**Your goal**
Reproduce the listing below word for word, and omit the picture from your copy.

**Information given**

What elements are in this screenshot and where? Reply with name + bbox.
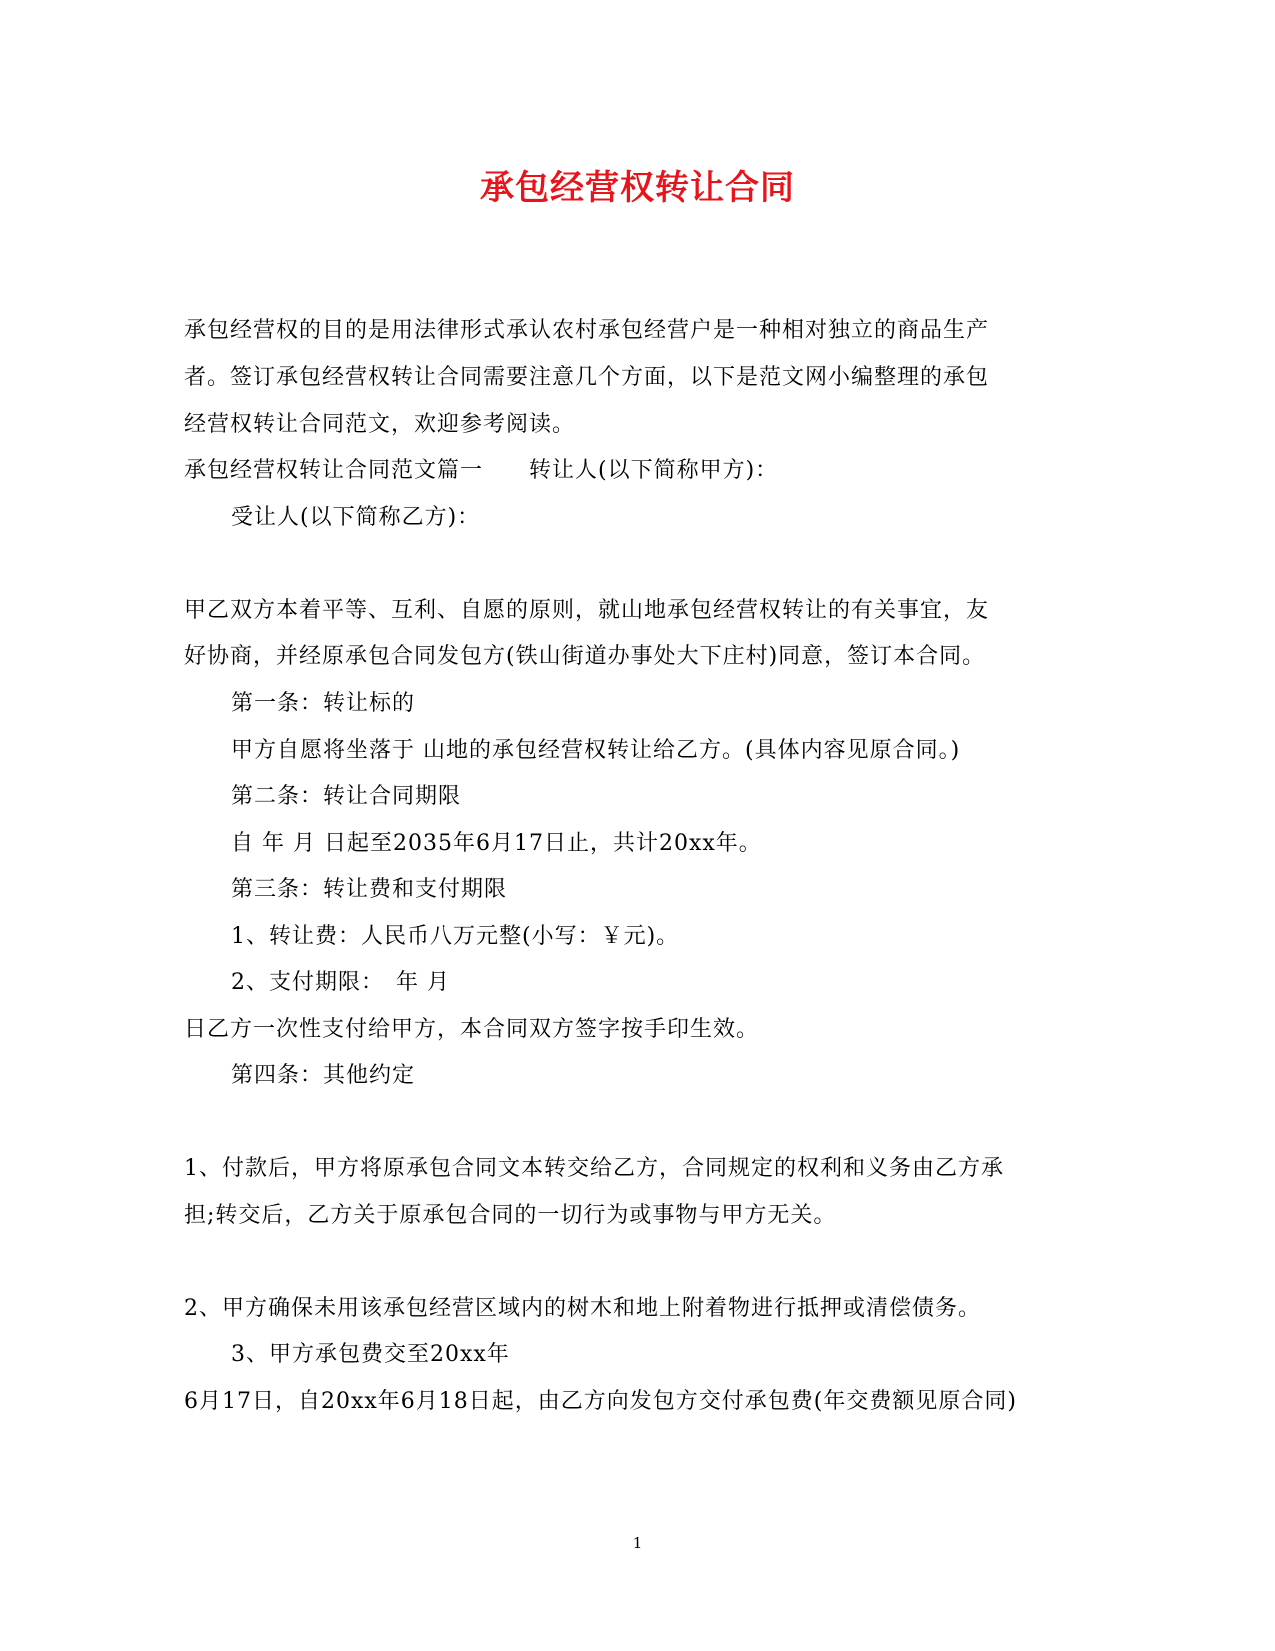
paragraph-line: 经营权转让合同范文，欢迎参考阅读。 [184, 412, 576, 437]
paragraph-line: 承包经营权的目的是用法律形式承认农村承包经营户是一种相对独立的商品生产 [184, 318, 990, 343]
paragraph-line: 承包经营权转让合同范文篇一 转让人(以下简称甲方)： [184, 458, 779, 483]
paragraph-line: 好协商，并经原承包合同发包方(铁山街道办事处大下庄村)同意，签订本合同。 [184, 644, 986, 669]
paragraph-line: 2、甲方确保未用该承包经营区域内的树木和地上附着物进行抵押或清偿债务。 [184, 1296, 981, 1321]
paragraph-line: 担;转交后，乙方关于原承包合同的一切行为或事物与甲方无关。 [184, 1203, 837, 1228]
paragraph-line: 自 年 月 日起至2035年6月17日止，共计20xx年。 [231, 831, 762, 856]
paragraph-line: 2、支付期限： 年 月 [231, 970, 450, 995]
paragraph-line: 受让人(以下简称乙方)： [231, 505, 481, 530]
paragraph-line: 甲方自愿将坐落于 山地的承包经营权转让给乙方。(具体内容见原合同。) [231, 738, 961, 763]
document-title: 承包经营权转让合同 [480, 168, 795, 208]
clause-heading: 第四条：其他约定 [231, 1063, 416, 1088]
paragraph-line: 1、转让费：人民币八万元整(小写：￥元)。 [231, 924, 680, 949]
paragraph-line: 者。签订承包经营权转让合同需要注意几个方面，以下是范文网小编整理的承包 [184, 365, 990, 390]
paragraph-line: 1、付款后，甲方将原承包合同文本转交给乙方，合同规定的权利和义务由乙方承 [184, 1156, 1004, 1181]
clause-heading: 第三条：转让费和支付期限 [231, 877, 508, 902]
paragraph-line: 日乙方一次性支付给甲方，本合同双方签字按手印生效。 [184, 1017, 760, 1042]
paragraph-line: 6月17日，自20xx年6月18日起，由乙方向发包方交付承包费(年交费额见原合同) [184, 1389, 1017, 1414]
page-number: 1 [632, 1534, 643, 1552]
clause-heading: 第一条：转让标的 [231, 691, 416, 716]
paragraph-line: 甲乙双方本着平等、互利、自愿的原则，就山地承包经营权转让的有关事宜，友 [184, 598, 990, 623]
paragraph-line: 3、甲方承包费交至20xx年 [231, 1342, 510, 1367]
clause-heading: 第二条：转让合同期限 [231, 784, 462, 809]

**Answer**
What elements are in this screenshot and where? Reply with name + bbox.
paragraph-line: 经营权转让合同范文，欢迎参考阅读。 [184, 412, 576, 437]
paragraph-line: 承包经营权的目的是用法律形式承认农村承包经营户是一种相对独立的商品生产 [184, 318, 990, 343]
paragraph-line: 承包经营权转让合同范文篇一 转让人(以下简称甲方)： [184, 458, 779, 483]
paragraph-line: 好协商，并经原承包合同发包方(铁山街道办事处大下庄村)同意，签订本合同。 [184, 644, 986, 669]
paragraph-line: 2、甲方确保未用该承包经营区域内的树木和地上附着物进行抵押或清偿债务。 [184, 1296, 981, 1321]
paragraph-line: 担;转交后，乙方关于原承包合同的一切行为或事物与甲方无关。 [184, 1203, 837, 1228]
paragraph-line: 自 年 月 日起至2035年6月17日止，共计20xx年。 [231, 831, 762, 856]
paragraph-line: 2、支付期限： 年 月 [231, 970, 450, 995]
paragraph-line: 受让人(以下简称乙方)： [231, 505, 481, 530]
paragraph-line: 甲方自愿将坐落于 山地的承包经营权转让给乙方。(具体内容见原合同。) [231, 738, 961, 763]
document-title: 承包经营权转让合同 [480, 168, 795, 208]
clause-heading: 第四条：其他约定 [231, 1063, 416, 1088]
paragraph-line: 1、转让费：人民币八万元整(小写：￥元)。 [231, 924, 680, 949]
paragraph-line: 者。签订承包经营权转让合同需要注意几个方面，以下是范文网小编整理的承包 [184, 365, 990, 390]
paragraph-line: 1、付款后，甲方将原承包合同文本转交给乙方，合同规定的权利和义务由乙方承 [184, 1156, 1004, 1181]
clause-heading: 第三条：转让费和支付期限 [231, 877, 508, 902]
paragraph-line: 日乙方一次性支付给甲方，本合同双方签字按手印生效。 [184, 1017, 760, 1042]
paragraph-line: 6月17日，自20xx年6月18日起，由乙方向发包方交付承包费(年交费额见原合同) [184, 1389, 1017, 1414]
page-number: 1 [632, 1534, 643, 1552]
clause-heading: 第一条：转让标的 [231, 691, 416, 716]
paragraph-line: 甲乙双方本着平等、互利、自愿的原则，就山地承包经营权转让的有关事宜，友 [184, 598, 990, 623]
paragraph-line: 3、甲方承包费交至20xx年 [231, 1342, 510, 1367]
clause-heading: 第二条：转让合同期限 [231, 784, 462, 809]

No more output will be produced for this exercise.